(Collection entries)
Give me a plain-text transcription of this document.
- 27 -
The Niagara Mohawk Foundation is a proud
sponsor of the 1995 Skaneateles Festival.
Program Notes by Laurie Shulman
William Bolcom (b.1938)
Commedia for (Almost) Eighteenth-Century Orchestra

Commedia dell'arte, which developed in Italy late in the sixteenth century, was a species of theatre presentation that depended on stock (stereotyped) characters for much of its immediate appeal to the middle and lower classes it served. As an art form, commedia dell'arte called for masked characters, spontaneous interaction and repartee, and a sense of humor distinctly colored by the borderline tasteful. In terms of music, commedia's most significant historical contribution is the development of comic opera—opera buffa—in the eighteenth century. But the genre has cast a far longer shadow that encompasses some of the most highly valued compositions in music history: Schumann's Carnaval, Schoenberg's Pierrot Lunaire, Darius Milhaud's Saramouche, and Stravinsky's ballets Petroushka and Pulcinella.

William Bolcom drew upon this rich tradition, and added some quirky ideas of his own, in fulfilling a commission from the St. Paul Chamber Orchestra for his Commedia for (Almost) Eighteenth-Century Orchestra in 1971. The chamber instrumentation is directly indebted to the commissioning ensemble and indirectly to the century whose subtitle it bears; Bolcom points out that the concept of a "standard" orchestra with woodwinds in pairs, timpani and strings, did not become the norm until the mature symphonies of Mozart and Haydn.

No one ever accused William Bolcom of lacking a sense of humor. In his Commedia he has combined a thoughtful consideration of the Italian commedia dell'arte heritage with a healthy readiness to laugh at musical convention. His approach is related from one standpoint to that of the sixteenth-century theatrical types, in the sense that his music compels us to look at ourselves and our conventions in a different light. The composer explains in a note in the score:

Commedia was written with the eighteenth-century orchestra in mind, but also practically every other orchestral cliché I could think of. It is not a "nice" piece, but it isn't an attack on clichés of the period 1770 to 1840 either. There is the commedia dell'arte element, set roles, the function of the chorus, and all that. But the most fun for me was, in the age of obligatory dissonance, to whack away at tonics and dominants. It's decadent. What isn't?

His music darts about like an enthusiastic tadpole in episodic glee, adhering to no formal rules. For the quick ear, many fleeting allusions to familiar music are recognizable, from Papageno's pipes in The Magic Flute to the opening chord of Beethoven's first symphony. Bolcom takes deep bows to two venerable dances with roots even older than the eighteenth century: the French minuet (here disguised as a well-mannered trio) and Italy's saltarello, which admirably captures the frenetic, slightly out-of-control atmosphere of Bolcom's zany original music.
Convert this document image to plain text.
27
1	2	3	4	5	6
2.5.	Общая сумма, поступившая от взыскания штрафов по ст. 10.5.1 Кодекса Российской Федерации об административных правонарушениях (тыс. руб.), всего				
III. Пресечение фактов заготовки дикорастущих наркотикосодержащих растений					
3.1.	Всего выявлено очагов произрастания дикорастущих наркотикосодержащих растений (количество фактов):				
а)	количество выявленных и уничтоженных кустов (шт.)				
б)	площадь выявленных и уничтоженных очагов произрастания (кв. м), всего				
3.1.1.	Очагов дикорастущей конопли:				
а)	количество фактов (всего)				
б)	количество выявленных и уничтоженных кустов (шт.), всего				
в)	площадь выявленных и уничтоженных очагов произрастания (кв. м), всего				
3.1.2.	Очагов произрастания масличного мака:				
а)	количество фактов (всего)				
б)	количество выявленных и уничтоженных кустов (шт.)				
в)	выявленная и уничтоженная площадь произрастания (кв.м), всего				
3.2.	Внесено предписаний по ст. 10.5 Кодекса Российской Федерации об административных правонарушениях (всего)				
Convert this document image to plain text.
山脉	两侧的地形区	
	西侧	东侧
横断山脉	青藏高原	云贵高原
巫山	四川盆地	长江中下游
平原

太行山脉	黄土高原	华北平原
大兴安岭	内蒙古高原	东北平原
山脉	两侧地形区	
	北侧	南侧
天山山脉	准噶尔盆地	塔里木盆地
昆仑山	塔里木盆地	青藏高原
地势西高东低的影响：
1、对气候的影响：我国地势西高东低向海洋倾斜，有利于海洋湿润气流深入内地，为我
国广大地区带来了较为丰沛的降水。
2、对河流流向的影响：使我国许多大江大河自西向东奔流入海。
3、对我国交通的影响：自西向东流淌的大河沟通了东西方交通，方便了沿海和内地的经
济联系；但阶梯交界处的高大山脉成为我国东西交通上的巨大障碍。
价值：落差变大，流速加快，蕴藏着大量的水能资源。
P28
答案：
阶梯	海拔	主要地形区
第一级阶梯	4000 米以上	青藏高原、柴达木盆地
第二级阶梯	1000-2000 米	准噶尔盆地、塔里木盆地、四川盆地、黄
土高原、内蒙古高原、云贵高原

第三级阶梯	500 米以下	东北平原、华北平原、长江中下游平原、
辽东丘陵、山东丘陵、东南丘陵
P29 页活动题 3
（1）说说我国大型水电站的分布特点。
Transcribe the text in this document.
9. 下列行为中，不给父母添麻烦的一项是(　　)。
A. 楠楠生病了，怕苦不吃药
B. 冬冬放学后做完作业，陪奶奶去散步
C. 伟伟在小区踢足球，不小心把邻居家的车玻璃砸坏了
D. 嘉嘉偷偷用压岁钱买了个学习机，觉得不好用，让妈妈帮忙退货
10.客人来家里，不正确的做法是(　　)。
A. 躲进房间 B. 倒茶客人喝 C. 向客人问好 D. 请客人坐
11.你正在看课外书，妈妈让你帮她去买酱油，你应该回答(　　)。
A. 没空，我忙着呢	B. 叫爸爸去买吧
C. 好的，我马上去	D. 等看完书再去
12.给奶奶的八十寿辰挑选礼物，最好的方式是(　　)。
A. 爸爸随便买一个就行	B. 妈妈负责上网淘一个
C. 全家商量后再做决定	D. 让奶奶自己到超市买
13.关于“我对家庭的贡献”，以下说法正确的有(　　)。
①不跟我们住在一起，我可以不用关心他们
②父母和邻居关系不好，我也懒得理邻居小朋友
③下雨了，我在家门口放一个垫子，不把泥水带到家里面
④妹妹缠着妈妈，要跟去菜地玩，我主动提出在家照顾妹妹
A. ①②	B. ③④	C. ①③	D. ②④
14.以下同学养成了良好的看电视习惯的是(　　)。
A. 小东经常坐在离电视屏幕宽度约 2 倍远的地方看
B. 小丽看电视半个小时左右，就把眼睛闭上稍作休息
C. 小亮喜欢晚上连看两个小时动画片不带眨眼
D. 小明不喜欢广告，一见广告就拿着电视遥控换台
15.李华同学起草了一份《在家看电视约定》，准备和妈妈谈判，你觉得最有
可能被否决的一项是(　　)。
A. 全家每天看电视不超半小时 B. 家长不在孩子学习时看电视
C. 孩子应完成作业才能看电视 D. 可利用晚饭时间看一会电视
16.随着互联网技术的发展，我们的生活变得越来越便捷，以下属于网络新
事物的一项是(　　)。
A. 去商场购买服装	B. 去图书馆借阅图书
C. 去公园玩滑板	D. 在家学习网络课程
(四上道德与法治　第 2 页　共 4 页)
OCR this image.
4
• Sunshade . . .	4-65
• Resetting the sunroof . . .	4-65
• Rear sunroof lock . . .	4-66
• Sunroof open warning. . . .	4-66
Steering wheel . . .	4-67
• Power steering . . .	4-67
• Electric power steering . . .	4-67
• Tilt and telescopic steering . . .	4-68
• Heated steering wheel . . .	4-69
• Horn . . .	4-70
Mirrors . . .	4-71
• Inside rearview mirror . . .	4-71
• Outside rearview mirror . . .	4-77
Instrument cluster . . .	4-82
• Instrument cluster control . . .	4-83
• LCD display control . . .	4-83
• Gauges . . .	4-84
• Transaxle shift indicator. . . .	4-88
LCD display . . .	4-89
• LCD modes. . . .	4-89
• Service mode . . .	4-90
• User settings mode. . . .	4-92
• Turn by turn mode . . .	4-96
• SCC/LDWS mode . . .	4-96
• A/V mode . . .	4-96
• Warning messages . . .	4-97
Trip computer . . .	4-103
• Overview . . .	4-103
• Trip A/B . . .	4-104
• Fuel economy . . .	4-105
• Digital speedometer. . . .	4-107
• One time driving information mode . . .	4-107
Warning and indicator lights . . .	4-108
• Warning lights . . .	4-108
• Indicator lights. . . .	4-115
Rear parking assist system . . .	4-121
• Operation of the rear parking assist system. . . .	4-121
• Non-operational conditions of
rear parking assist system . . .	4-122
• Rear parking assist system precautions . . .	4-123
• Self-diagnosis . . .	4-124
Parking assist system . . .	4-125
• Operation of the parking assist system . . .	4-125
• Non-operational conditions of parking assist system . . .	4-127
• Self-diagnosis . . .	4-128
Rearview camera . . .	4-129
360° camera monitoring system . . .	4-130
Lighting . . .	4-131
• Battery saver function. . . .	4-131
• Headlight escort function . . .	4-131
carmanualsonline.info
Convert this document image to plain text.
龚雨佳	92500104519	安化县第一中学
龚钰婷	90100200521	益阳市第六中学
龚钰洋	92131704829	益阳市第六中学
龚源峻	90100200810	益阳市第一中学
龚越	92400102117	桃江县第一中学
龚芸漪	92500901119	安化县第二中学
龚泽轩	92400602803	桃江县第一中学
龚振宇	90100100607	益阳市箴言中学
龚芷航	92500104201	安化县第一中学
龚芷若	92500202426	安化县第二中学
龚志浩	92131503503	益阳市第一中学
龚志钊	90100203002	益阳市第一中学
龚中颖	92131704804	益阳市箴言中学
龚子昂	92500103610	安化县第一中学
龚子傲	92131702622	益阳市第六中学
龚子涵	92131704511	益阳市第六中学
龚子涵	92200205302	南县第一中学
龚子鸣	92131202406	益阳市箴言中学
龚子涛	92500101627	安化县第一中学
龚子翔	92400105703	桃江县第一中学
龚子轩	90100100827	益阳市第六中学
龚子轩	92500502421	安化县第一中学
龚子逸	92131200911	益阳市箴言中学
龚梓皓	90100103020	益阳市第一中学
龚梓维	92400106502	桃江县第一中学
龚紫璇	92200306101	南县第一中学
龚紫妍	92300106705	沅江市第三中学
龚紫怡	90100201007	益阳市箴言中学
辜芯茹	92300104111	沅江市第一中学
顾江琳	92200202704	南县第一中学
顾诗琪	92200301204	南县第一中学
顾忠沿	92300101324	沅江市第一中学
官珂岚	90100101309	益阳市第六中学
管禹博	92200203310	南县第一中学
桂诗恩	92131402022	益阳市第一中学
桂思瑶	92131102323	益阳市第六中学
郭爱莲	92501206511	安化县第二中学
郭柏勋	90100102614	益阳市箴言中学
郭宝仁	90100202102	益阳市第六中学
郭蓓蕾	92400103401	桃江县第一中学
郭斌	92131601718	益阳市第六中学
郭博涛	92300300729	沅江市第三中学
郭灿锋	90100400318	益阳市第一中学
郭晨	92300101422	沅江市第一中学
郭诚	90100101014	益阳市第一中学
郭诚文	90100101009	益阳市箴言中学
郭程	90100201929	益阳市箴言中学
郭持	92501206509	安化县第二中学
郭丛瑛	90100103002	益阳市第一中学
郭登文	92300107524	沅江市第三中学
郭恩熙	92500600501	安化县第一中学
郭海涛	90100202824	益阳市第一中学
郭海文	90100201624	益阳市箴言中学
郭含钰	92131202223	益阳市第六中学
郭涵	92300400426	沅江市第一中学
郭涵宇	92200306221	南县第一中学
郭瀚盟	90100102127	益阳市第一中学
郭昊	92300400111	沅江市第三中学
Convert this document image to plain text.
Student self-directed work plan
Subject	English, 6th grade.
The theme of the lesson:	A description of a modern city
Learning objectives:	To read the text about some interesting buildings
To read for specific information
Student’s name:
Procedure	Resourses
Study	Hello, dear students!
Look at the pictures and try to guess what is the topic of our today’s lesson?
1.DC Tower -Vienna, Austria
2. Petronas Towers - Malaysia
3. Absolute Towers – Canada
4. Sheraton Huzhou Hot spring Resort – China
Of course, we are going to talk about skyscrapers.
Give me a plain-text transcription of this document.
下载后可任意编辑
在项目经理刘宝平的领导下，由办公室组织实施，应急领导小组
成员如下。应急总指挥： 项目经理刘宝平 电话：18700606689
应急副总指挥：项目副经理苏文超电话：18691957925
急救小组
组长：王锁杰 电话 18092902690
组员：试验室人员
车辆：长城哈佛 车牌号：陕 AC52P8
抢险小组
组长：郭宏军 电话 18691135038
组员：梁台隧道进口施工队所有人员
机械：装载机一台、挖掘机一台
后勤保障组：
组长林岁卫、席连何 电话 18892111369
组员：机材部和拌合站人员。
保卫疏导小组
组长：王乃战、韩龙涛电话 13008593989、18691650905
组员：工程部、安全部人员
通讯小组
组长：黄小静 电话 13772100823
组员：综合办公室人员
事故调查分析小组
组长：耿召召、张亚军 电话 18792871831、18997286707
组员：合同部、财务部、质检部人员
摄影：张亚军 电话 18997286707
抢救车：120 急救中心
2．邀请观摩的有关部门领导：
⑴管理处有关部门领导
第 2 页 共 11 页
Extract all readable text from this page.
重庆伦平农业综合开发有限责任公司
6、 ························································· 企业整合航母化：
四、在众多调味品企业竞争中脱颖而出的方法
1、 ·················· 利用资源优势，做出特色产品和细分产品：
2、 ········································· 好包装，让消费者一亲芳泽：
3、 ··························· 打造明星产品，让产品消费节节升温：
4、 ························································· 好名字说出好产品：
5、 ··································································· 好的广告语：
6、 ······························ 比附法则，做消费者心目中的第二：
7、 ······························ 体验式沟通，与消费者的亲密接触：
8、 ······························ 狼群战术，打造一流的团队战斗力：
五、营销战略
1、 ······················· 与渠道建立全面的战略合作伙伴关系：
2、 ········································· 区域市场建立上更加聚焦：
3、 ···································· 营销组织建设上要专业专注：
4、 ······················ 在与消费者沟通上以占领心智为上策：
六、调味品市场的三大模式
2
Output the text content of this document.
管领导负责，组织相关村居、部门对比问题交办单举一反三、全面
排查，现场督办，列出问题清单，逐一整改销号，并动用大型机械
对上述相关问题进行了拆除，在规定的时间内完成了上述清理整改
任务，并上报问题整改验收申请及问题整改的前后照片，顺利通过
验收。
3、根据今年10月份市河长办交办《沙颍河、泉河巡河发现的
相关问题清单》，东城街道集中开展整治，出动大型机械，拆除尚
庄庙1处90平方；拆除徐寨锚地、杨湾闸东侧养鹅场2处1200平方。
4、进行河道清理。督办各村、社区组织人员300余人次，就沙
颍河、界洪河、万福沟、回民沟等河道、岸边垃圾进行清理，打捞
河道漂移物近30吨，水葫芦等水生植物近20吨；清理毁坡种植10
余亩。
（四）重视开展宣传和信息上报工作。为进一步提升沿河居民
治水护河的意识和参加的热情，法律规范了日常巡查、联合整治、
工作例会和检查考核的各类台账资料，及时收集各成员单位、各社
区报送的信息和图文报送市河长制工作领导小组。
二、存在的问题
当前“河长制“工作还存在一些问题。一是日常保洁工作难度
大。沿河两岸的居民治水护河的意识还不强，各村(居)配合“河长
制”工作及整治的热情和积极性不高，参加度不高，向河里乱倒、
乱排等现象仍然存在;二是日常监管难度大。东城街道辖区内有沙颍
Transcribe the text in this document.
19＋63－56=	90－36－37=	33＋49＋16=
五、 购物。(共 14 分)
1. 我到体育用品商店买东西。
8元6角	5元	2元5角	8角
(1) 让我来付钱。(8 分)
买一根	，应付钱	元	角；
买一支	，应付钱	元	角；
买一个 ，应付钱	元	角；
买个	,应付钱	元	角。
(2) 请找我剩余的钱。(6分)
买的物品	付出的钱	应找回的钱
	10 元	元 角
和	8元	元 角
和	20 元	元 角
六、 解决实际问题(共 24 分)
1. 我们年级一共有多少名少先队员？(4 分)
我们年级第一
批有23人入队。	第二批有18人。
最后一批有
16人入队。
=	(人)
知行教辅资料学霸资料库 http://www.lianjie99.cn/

Task description: Lines containing "南县第一中学" are to be counted. State the total and add nothing.

Answer in full: 6